[Material supplied start]
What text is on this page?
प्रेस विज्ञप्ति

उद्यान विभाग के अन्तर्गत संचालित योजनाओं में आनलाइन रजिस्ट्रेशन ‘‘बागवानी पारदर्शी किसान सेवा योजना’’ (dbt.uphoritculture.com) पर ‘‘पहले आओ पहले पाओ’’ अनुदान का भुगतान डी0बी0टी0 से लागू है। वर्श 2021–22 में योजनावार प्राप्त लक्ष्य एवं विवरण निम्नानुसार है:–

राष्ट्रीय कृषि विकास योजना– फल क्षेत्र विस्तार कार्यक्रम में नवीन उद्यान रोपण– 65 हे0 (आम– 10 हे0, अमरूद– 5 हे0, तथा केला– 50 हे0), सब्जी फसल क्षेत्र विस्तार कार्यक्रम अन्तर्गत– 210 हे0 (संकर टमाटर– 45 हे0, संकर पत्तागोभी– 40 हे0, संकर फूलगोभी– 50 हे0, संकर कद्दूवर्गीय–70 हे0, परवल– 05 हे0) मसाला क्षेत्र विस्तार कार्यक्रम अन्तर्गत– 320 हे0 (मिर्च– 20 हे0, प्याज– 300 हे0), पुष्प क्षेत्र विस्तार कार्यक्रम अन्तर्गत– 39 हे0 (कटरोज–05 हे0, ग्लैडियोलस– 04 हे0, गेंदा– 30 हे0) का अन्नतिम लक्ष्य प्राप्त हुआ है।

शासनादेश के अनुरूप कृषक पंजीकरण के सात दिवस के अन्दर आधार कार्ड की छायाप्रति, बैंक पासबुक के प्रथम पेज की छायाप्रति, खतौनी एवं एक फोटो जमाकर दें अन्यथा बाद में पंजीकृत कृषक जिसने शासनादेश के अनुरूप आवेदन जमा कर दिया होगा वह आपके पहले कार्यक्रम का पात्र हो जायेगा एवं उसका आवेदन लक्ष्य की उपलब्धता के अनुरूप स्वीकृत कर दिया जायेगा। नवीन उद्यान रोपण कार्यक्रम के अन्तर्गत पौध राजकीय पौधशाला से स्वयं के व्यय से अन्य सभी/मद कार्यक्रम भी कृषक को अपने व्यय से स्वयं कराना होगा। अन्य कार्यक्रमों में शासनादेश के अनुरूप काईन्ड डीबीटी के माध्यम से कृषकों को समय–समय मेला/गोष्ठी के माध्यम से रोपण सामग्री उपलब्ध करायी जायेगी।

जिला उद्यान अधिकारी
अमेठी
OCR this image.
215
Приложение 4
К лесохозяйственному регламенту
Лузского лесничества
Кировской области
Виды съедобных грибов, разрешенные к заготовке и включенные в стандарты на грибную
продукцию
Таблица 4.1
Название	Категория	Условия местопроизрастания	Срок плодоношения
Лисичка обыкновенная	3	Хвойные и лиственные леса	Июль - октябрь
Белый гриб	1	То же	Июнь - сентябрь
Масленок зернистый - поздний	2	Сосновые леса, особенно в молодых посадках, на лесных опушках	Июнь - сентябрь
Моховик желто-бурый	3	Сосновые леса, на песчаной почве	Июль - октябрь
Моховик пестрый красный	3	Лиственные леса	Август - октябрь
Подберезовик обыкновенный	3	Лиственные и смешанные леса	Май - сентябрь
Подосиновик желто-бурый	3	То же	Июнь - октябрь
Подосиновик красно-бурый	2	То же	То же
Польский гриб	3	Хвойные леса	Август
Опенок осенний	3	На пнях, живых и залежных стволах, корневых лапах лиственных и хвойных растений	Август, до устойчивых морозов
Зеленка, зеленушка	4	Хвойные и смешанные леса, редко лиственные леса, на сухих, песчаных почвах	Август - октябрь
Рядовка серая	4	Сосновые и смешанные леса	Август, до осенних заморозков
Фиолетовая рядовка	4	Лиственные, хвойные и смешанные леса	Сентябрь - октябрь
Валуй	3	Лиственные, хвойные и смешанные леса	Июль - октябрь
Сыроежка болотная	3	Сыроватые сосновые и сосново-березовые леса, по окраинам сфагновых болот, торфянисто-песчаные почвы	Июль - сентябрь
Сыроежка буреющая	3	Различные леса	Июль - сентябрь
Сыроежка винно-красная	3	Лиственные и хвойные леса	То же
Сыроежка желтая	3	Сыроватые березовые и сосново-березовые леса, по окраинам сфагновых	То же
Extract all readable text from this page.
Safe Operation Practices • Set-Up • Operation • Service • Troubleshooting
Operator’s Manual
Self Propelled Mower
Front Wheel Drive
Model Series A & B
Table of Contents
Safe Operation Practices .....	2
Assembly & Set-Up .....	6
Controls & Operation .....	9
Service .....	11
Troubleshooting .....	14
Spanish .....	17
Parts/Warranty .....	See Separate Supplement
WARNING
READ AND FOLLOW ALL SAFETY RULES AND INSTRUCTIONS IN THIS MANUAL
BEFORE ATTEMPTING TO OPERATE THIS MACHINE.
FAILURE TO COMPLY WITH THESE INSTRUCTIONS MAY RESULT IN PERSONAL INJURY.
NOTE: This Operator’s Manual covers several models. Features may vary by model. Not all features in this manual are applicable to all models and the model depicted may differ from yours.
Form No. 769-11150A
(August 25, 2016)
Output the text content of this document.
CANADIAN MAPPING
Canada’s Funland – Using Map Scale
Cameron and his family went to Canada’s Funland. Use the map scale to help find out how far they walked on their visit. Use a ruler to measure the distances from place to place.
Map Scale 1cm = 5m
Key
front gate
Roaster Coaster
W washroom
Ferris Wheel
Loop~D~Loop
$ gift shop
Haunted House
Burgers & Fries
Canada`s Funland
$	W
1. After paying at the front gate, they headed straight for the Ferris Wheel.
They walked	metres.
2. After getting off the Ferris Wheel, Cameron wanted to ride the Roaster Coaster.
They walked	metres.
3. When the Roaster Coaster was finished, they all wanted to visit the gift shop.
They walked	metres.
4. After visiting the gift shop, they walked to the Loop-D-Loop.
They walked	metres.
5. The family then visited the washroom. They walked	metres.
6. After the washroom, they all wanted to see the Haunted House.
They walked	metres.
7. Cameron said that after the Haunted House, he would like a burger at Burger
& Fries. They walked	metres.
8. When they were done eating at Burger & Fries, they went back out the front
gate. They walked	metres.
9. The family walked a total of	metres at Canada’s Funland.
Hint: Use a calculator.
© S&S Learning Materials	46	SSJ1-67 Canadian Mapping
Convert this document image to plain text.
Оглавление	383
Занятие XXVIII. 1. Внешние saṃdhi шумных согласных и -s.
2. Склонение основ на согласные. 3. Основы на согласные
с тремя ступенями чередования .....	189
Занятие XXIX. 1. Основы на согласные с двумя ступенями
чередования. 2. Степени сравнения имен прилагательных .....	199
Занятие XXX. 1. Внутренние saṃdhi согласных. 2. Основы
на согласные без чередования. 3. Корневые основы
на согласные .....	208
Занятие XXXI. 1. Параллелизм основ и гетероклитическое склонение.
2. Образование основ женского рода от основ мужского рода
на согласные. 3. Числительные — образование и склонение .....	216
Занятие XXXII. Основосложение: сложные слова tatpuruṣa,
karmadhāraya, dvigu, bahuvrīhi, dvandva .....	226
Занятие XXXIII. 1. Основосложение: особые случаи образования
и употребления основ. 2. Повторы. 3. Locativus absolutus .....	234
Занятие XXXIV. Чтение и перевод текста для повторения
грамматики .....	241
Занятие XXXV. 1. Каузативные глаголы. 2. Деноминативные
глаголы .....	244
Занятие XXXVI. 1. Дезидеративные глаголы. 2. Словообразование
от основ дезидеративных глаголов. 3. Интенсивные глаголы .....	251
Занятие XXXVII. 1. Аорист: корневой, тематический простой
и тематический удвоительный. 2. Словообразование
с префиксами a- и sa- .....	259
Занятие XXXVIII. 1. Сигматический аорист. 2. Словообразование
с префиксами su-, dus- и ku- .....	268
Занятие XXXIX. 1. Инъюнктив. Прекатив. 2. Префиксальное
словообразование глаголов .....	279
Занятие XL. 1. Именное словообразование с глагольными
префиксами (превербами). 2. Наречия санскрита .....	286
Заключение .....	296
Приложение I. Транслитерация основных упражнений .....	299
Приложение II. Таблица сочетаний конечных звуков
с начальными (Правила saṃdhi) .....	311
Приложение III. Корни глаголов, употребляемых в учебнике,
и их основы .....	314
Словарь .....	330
[Material supplied end]
Task requirements: Sift the material for lines with the string "Operation". Copy each one found.

Exercise solution:
Safe Operation Practices • Set-Up • Operation • Service • Troubleshooting
Safe Operation Practices .....	2
Controls & Operation .....	9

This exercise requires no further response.